WHAT IS REQUIRED:
Check each line for the word "avstånd" and report how many have it. Give nothing else.

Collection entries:
__________
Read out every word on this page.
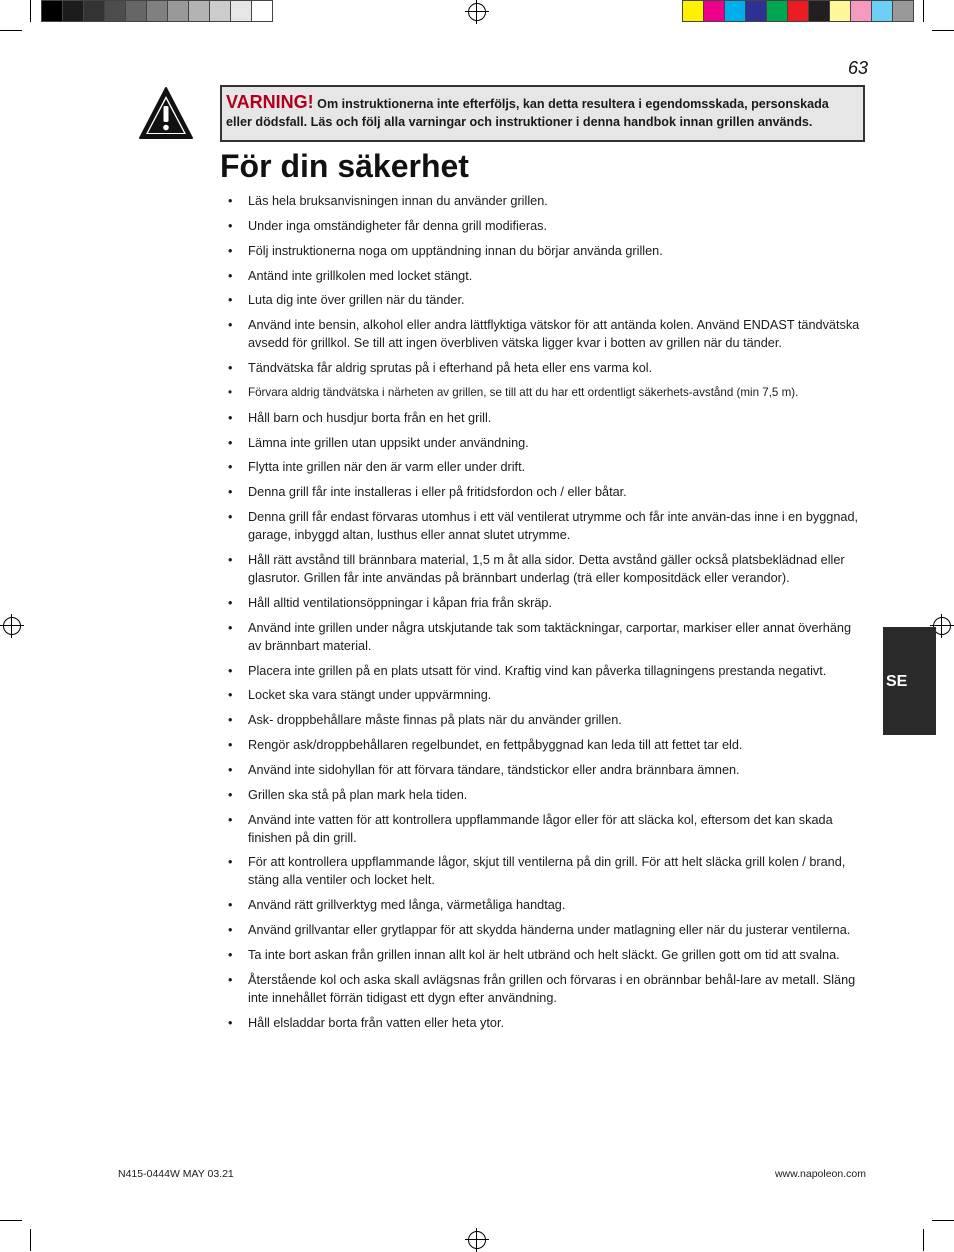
63
VARNING! Om instruktionerna inte efterföljs, kan detta resultera i egendomsskada, personskada eller dödsfall. Läs och följ alla varningar och instruktioner i denna handbok innan grillen används.
För din säkerhet
• Läs hela bruksanvisningen innan du använder grillen.
• Under inga omständigheter får denna grill modifieras.
• Följ instruktionerna noga om upptändning innan du börjar använda grillen.
• Antänd inte grillkolen med locket stängt.
• Luta dig inte över grillen när du tänder.
• Använd inte bensin, alkohol eller andra lättflyktiga vätskor för att antända kolen. Använd ENDAST tändvätska avsedd för grillkol. Se till att ingen överbliven vätska ligger kvar i botten av grillen när du tänder.
• Tändvätska får aldrig sprutas på i efterhand på heta eller ens varma kol.
• Förvara aldrig tändvätska i närheten av grillen, se till att du har ett ordentligt säkerhets-avstånd (min 7,5 m).
• Håll barn och husdjur borta från en het grill.
• Lämna inte grillen utan uppsikt under användning.
• Flytta inte grillen när den är varm eller under drift.
• Denna grill får inte installeras i eller på fritidsfordon och / eller båtar.
• Denna grill får endast förvaras utomhus i ett väl ventilerat utrymme och får inte använ-das inne i en byggnad, garage, inbyggd altan, lusthus eller annat slutet utrymme.
• Håll rätt avstånd till brännbara material, 1,5 m åt alla sidor. Detta avstånd gäller också platsbeklädnad eller glasrutor. Grillen får inte användas på brännbart underlag (trä eller kompositdäck eller verandor).
• Håll alltid ventilationsöppningar i kåpan fria från skräp.
• Använd inte grillen under några utskjutande tak som taktäckningar, carportar, markiser eller annat överhäng av brännbart material.
• Placera inte grillen på en plats utsatt för vind. Kraftig vind kan påverka tillagningens prestanda negativt.
• Locket ska vara stängt under uppvärmning.
• Ask- droppbehållare måste finnas på plats när du använder grillen.
• Rengör ask/droppbehållaren regelbundet, en fettpåbyggnad kan leda till att fettet tar eld.
• Använd inte sidohyllan för att förvara tändare, tändstickor eller andra brännbara ämnen.
• Grillen ska stå på plan mark hela tiden.
• Använd inte vatten för att kontrollera uppflammande lågor eller för att släcka kol, eftersom det kan skada finishen på din grill.
• För att kontrollera uppflammande lågor, skjut till ventilerna på din grill. För att helt släcka grill kolen / brand, stäng alla ventiler och locket helt.
• Använd rätt grillverktyg med långa, värmetåliga handtag.
• Använd grillvantar eller grytlappar för att skydda händerna under matlagning eller när du justerar ventilerna.
• Ta inte bort askan från grillen innan allt kol är helt utbränd och helt släckt. Ge grillen gott om tid att svalna.
• Återstående kol och aska skall avlägsnas från grillen och förvaras i en obrännbar behål-lare av metall. Släng inte innehållet förrän tidigast ett dygn efter användning.
• Håll elsladdar borta från vatten eller heta ytor.
SE
N415-0444W MAY 03.21	www.napoleon.com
__________
OUTPUT FOR THIS TASK:
2